- [Information given]
::::

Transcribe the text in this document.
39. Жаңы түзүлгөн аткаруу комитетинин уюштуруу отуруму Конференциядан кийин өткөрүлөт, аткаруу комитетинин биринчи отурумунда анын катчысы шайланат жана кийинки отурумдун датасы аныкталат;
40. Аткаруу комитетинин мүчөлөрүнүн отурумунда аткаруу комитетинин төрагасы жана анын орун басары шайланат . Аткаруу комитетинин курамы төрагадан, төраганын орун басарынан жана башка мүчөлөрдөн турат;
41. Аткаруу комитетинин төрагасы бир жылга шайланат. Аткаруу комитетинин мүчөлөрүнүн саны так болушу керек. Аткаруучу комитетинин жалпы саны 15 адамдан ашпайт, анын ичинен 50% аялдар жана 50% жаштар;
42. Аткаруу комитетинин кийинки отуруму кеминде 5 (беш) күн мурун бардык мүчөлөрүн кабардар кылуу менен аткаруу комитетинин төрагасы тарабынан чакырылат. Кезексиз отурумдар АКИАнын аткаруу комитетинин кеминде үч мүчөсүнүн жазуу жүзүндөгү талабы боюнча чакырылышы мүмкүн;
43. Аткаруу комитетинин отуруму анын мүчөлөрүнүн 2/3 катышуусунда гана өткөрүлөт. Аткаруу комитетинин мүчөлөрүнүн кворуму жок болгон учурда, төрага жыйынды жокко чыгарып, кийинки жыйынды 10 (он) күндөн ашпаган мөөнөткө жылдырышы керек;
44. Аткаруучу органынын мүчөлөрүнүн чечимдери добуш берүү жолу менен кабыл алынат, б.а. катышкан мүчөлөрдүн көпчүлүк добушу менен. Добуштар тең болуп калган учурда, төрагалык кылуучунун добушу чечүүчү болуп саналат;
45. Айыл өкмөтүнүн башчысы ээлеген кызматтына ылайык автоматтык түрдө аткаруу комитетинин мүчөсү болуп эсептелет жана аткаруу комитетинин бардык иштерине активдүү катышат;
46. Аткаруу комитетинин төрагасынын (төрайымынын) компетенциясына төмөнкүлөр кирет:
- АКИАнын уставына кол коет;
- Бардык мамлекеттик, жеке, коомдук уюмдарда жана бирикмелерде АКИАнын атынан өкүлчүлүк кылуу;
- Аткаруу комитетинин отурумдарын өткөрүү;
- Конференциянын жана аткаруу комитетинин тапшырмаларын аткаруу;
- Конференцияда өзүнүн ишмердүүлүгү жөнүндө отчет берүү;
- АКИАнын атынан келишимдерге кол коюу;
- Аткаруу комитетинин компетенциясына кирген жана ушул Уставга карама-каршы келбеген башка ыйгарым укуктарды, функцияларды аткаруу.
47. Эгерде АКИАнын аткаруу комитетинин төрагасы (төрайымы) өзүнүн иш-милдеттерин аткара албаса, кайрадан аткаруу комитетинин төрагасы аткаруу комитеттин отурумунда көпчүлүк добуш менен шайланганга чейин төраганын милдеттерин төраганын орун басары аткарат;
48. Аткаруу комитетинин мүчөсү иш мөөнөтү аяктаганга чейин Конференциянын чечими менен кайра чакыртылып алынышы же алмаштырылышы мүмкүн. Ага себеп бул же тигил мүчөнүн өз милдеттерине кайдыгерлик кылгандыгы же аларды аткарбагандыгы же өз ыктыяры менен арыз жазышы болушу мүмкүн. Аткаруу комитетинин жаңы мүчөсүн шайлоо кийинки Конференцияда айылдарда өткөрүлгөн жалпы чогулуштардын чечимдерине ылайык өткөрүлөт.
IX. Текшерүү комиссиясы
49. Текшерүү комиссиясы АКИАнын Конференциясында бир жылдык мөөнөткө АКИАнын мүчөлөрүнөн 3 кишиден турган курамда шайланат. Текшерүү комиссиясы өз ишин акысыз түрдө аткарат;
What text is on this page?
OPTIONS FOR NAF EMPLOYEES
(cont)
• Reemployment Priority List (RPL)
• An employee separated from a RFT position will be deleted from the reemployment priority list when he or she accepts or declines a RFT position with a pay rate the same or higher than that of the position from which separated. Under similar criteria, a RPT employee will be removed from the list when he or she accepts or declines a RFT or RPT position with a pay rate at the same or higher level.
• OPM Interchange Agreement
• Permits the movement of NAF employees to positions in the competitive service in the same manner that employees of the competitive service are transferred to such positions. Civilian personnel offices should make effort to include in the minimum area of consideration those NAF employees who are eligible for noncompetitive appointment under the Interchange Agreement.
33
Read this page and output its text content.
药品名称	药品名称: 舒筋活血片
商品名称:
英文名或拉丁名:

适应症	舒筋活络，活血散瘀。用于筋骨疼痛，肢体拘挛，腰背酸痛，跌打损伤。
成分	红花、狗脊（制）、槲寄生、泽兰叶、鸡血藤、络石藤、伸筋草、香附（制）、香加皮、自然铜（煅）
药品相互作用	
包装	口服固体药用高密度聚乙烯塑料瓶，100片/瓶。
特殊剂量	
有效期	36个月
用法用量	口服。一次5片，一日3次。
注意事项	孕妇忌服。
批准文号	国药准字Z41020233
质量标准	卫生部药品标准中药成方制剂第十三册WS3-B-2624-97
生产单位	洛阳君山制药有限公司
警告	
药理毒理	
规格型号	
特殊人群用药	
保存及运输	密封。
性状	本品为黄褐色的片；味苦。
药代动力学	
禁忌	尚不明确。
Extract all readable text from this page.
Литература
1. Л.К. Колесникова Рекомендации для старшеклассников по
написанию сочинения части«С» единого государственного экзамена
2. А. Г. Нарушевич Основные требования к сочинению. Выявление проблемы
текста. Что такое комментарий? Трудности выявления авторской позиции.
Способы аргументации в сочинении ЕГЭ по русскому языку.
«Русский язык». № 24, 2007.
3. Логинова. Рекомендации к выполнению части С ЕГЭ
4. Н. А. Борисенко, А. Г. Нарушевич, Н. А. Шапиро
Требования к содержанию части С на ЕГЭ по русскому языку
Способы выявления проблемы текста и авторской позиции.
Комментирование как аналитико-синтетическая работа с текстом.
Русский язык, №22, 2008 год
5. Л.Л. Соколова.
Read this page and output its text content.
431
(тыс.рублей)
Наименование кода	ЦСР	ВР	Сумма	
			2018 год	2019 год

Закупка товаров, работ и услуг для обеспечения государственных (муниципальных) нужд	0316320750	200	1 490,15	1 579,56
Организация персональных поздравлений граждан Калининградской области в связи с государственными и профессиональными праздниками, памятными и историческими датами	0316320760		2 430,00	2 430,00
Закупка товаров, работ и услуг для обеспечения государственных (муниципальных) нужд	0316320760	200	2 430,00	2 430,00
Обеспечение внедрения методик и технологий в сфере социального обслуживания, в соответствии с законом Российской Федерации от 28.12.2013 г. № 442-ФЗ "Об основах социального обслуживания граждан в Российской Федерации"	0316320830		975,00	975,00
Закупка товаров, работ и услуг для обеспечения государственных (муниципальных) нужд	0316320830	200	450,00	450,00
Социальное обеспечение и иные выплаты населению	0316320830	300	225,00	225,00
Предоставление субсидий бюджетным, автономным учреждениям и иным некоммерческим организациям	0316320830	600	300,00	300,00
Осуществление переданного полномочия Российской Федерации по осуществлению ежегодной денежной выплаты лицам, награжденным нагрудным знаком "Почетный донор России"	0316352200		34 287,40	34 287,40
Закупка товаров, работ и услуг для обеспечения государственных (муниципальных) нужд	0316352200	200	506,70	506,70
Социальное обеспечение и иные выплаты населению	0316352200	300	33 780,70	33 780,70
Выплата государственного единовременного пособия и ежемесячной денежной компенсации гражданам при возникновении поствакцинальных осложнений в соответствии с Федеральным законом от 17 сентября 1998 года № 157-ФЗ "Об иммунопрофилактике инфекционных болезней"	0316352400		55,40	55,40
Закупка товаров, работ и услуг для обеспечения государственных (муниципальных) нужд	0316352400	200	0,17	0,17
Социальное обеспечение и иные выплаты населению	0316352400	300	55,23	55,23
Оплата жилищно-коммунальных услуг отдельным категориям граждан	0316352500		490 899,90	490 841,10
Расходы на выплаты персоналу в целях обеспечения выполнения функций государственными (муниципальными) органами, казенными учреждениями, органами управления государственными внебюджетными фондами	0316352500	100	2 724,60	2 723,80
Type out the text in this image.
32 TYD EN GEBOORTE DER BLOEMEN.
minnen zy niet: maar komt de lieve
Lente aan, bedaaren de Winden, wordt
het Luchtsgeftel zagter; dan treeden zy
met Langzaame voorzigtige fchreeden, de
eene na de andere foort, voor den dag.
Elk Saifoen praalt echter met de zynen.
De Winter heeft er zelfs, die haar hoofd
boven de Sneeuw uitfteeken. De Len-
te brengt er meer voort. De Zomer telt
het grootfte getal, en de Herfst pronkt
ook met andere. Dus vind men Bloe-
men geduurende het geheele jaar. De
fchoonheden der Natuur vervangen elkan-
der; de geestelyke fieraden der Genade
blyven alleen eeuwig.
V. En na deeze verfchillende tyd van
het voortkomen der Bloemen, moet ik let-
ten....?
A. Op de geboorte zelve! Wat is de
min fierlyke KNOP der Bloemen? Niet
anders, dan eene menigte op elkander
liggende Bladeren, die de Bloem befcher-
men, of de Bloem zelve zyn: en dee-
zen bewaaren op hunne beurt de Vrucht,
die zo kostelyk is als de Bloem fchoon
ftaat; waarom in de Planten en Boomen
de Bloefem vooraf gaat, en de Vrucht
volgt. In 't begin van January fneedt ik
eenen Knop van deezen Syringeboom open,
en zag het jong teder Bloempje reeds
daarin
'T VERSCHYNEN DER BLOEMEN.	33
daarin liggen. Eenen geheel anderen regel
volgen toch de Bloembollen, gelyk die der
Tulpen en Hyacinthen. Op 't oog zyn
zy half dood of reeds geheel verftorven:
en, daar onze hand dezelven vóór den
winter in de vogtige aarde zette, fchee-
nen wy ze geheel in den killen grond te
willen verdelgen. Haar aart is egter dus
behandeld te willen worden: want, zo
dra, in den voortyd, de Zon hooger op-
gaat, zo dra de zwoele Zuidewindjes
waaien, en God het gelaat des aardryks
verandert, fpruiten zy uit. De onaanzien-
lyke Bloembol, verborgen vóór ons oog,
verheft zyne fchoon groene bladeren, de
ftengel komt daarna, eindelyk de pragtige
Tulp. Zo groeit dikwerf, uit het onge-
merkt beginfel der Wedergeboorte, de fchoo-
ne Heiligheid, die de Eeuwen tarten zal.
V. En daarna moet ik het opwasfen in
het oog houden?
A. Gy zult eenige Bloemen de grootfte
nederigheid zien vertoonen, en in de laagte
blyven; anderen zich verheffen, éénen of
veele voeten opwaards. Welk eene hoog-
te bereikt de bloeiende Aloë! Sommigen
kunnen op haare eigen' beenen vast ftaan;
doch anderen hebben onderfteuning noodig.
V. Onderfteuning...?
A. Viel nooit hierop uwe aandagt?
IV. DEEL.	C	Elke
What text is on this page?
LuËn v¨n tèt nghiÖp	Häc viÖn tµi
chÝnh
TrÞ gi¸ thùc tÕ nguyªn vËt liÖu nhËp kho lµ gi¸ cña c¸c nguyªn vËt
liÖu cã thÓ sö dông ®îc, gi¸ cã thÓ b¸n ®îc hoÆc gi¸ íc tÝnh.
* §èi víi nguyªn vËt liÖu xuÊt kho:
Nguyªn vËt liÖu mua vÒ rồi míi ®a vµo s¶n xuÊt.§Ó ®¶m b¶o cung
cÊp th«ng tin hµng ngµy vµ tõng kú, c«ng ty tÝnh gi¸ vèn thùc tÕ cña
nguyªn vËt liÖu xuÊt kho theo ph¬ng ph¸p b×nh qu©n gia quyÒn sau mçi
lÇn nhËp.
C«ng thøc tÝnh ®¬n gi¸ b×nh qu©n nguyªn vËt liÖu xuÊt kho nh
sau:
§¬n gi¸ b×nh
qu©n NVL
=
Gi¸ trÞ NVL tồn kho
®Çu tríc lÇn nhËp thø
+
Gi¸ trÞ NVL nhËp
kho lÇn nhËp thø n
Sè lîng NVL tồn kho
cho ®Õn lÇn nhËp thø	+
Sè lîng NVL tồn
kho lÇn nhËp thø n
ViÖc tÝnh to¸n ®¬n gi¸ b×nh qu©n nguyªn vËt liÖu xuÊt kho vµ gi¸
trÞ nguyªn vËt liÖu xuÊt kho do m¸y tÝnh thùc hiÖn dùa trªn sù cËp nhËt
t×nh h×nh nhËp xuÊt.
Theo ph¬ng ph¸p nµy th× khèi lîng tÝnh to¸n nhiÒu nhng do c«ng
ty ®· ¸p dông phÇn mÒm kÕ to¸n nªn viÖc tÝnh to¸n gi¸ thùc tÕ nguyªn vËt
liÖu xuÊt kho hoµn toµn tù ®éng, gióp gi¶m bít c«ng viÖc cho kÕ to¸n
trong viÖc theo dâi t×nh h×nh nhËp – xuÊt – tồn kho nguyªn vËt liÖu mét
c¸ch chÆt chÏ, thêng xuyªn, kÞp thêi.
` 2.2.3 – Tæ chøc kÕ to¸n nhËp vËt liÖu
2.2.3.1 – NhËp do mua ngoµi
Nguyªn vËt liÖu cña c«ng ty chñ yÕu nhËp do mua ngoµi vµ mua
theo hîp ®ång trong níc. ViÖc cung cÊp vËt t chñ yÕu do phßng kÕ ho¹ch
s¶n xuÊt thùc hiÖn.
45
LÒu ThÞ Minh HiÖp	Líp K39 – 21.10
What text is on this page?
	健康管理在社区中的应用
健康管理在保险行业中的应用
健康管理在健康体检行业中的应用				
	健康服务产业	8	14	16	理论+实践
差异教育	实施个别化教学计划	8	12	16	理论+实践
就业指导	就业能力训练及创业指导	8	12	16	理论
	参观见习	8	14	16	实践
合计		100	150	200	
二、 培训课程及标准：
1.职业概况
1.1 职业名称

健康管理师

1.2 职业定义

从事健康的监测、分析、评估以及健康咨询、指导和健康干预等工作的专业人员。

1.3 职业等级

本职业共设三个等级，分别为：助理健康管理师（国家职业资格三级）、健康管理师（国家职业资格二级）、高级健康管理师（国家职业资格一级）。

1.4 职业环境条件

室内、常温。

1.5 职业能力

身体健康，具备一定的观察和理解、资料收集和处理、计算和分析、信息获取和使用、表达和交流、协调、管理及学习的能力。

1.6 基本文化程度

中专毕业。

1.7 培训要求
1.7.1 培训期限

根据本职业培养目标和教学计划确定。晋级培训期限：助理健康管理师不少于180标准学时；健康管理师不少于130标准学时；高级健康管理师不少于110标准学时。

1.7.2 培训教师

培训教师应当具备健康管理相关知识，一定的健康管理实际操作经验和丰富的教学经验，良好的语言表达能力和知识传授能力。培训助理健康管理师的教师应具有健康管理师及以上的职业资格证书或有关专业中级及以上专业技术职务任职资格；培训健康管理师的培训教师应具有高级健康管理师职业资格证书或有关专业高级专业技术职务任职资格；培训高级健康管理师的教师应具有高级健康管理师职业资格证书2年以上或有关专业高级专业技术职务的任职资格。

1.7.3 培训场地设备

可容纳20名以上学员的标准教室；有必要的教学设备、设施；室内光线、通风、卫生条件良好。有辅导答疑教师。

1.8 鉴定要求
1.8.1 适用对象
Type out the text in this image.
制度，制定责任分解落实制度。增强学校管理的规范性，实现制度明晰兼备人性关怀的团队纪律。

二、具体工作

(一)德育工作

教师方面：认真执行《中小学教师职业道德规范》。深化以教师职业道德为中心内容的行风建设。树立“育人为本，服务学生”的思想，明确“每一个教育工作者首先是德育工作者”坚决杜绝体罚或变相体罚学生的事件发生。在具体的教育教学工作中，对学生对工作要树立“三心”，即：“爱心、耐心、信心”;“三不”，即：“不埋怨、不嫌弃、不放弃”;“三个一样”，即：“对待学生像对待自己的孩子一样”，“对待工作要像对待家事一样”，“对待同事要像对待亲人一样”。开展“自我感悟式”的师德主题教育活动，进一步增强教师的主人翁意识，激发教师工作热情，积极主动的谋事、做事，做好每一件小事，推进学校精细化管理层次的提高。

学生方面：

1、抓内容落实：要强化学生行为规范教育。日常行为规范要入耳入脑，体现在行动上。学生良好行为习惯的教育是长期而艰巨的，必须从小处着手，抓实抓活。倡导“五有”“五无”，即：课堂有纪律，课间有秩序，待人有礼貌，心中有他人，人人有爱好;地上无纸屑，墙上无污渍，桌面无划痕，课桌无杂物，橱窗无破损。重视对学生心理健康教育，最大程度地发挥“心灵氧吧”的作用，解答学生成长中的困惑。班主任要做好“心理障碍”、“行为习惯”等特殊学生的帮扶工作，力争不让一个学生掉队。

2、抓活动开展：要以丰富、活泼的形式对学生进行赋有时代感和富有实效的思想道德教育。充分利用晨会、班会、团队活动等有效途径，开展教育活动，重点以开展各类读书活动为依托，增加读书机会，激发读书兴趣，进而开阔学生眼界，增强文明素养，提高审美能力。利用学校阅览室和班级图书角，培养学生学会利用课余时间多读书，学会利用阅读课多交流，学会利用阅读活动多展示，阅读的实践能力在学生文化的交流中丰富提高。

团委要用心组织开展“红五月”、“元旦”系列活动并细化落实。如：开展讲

::::

- [To be done] From the listing, tally every line with the word "dông" in it and give only the tally.

- [Result of the exercise] 2